- _EXERCISE PROMPT_: Extract the complete listing and repeat it word for word.

======== DATA EXTRACT

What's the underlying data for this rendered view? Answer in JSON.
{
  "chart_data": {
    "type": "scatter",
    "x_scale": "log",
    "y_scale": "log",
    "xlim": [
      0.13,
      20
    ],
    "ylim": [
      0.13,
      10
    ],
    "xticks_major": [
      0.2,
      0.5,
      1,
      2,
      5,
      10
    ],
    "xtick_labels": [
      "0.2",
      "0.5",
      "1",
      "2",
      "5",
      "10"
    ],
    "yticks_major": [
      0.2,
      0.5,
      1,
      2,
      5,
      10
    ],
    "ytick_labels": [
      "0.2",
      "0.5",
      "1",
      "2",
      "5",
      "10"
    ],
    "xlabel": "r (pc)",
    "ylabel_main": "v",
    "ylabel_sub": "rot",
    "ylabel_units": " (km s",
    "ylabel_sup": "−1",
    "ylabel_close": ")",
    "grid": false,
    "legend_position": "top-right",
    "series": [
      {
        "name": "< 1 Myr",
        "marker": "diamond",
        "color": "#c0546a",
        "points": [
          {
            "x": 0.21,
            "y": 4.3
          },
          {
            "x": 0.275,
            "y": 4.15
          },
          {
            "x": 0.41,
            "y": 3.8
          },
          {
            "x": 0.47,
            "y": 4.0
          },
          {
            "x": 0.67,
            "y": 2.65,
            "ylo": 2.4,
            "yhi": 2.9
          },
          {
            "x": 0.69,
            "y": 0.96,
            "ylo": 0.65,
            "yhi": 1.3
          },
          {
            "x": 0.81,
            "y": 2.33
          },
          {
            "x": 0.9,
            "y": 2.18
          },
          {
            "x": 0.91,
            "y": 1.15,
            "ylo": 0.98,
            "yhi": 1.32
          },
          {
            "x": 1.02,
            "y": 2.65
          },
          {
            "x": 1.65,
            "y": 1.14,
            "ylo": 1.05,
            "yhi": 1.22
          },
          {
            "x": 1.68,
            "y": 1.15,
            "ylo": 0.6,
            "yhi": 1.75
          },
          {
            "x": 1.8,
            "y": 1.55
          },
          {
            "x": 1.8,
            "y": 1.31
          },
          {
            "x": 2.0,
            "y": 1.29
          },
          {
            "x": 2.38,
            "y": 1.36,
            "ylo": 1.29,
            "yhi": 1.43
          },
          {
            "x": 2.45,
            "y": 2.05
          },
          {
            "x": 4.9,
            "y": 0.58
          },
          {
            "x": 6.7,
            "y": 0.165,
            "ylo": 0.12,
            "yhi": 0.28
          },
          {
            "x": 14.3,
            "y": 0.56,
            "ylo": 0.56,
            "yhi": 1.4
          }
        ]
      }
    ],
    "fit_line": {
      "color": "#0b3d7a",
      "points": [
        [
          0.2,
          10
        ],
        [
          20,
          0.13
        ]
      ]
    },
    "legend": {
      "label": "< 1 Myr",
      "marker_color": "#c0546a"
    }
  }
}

================

- _FINISHED EXERCISE_:
What's the underlying data for this rendered view? Answer in JSON.
{
  "chart_data": {
    "type": "scatter",
    "x_scale": "log",
    "y_scale": "log",
    "xlim": [
      0.13,
      20
    ],
    "ylim": [
      0.13,
      10
    ],
    "xticks_major": [
      0.2,
      0.5,
      1,
      2,
      5,
      10
    ],
    "xtick_labels": [
      "0.2",
      "0.5",
      "1",
      "2",
      "5",
      "10"
    ],
    "yticks_major": [
      0.2,
      0.5,
      1,
      2,
      5,
      10
    ],
    "ytick_labels": [
      "0.2",
      "0.5",
      "1",
      "2",
      "5",
      "10"
    ],
    "xlabel": "r (pc)",
    "ylabel_main": "v",
    "ylabel_sub": "rot",
    "ylabel_units": " (km s",
    "ylabel_sup": "−1",
    "ylabel_close": ")",
    "grid": false,
    "legend_position": "top-right",
    "series": [
      {
        "name": "< 1 Myr",
        "marker": "diamond",
        "color": "#c0546a",
        "points": [
          {
            "x": 0.21,
            "y": 4.3
          },
          {
            "x": 0.275,
            "y": 4.15
          },
          {
            "x": 0.41,
            "y": 3.8
          },
          {
            "x": 0.47,
            "y": 4.0
          },
          {
            "x": 0.67,
            "y": 2.65,
            "ylo": 2.4,
            "yhi": 2.9
          },
          {
            "x": 0.69,
            "y": 0.96,
            "ylo": 0.65,
            "yhi": 1.3
          },
          {
            "x": 0.81,
            "y": 2.33
          },
          {
            "x": 0.9,
            "y": 2.18
          },
          {
            "x": 0.91,
            "y": 1.15,
            "ylo": 0.98,
            "yhi": 1.32
          },
          {
            "x": 1.02,
            "y": 2.65
          },
          {
            "x": 1.65,
            "y": 1.14,
            "ylo": 1.05,
            "yhi": 1.22
          },
          {
            "x": 1.68,
            "y": 1.15,
            "ylo": 0.6,
            "yhi": 1.75
          },
          {
            "x": 1.8,
            "y": 1.55
          },
          {
            "x": 1.8,
            "y": 1.31
          },
          {
            "x": 2.0,
            "y": 1.29
          },
          {
            "x": 2.38,
            "y": 1.36,
            "ylo": 1.29,
            "yhi": 1.43
          },
          {
            "x": 2.45,
            "y": 2.05
          },
          {
            "x": 4.9,
            "y": 0.58
          },
          {
            "x": 6.7,
            "y": 0.165,
            "ylo": 0.12,
            "yhi": 0.28
          },
          {
            "x": 14.3,
            "y": 0.56,
            "ylo": 0.56,
            "yhi": 1.4
          }
        ]
      }
    ],
    "fit_line": {
      "color": "#0b3d7a",
      "points": [
        [
          0.2,
          10
        ],
        [
          20,
          0.13
        ]
      ]
    },
    "legend": {
      "label": "< 1 Myr",
      "marker_color": "#c0546a"
    }
  }
}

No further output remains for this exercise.